Pictures don't belong in the copy; print all the records exactly.
*****
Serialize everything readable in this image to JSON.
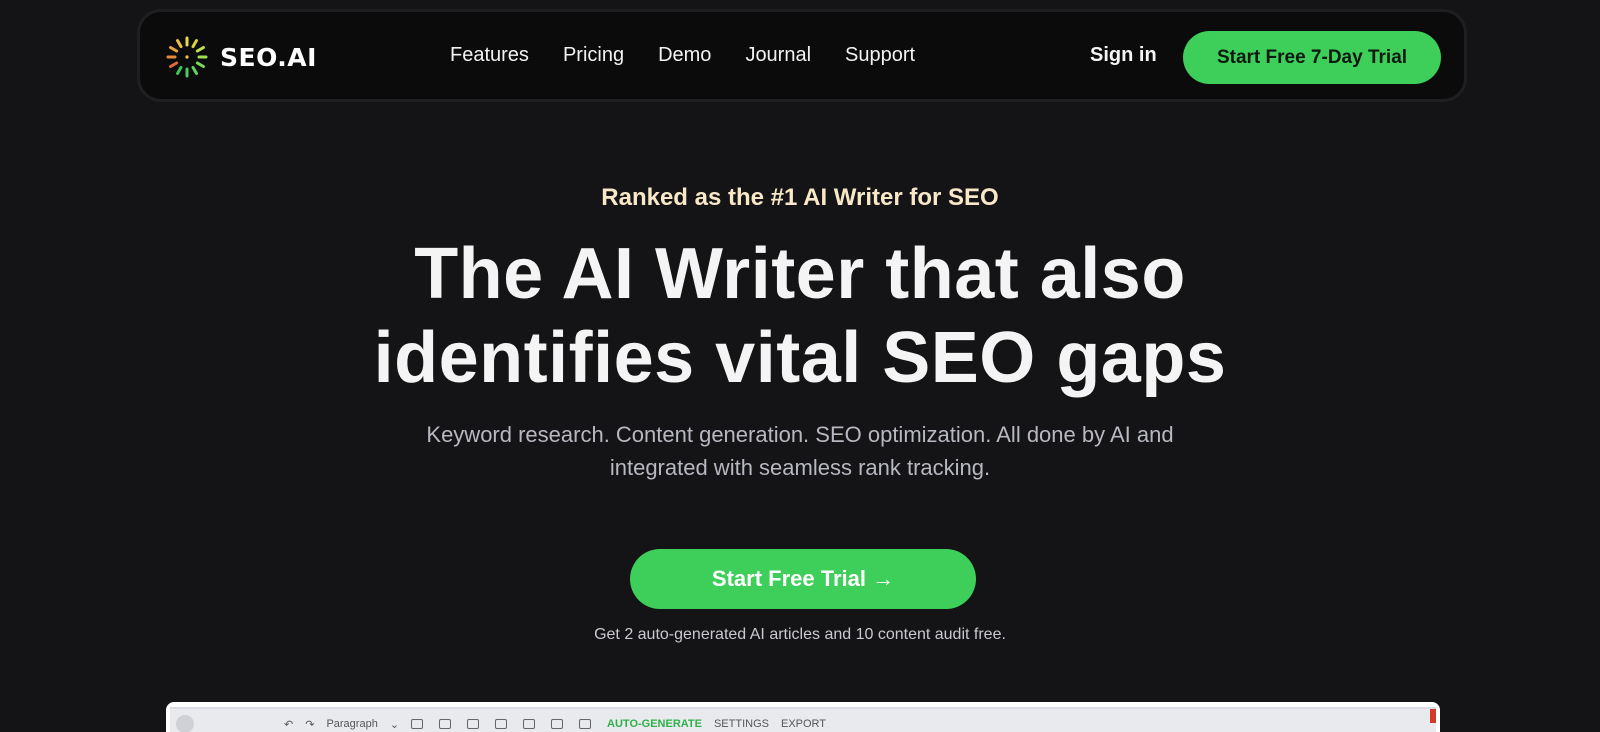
{
  "nav": {
    "logo_text": "SEO.AI",
    "links": [
      "Features",
      "Pricing",
      "Demo",
      "Journal",
      "Support"
    ],
    "sign_in": "Sign in",
    "trial_button": "Start Free 7-Day Trial"
  },
  "hero": {
    "eyebrow": "Ranked as the #1 AI Writer for SEO",
    "headline_line1": "The AI Writer that also",
    "headline_line2": "identifies vital SEO gaps",
    "subhead": "Keyword research. Content generation. SEO optimization. All done by AI and integrated with seamless rank tracking.",
    "cta": "Start Free Trial →",
    "note": "Get 2 auto-generated AI articles and 10 content audit free."
  },
  "preview": {
    "toolbar": {
      "paragraph": "Paragraph",
      "auto_generate": "AUTO-GENERATE",
      "settings": "SETTINGS",
      "export": "EXPORT"
    }
  },
  "colors": {
    "background": "#141416",
    "accent_green": "#3ecf5a",
    "eyebrow": "#f8e8c8"
  },
  "icons": {
    "logo": "burst-logo-icon",
    "cta_arrow": "arrow-right"
  }
}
*****
■ Answer to this problem ■
Serialize everything readable in this image to JSON.
{
  "nav": {
    "logo_text": "SEO.AI",
    "links": [
      "Features",
      "Pricing",
      "Demo",
      "Journal",
      "Support"
    ],
    "sign_in": "Sign in",
    "trial_button": "Start Free 7-Day Trial"
  },
  "hero": {
    "eyebrow": "Ranked as the #1 AI Writer for SEO",
    "headline_line1": "The AI Writer that also",
    "headline_line2": "identifies vital SEO gaps",
    "subhead": "Keyword research. Content generation. SEO optimization. All done by AI and integrated with seamless rank tracking.",
    "cta": "Start Free Trial →",
    "note": "Get 2 auto-generated AI articles and 10 content audit free."
  },
  "preview": {
    "toolbar": {
      "paragraph": "Paragraph",
      "auto_generate": "AUTO-GENERATE",
      "settings": "SETTINGS",
      "export": "EXPORT"
    }
  },
  "colors": {
    "background": "#141416",
    "accent_green": "#3ecf5a",
    "eyebrow": "#f8e8c8"
  },
  "icons": {
    "logo": "burst-logo-icon",
    "cta_arrow": "arrow-right"
  }
}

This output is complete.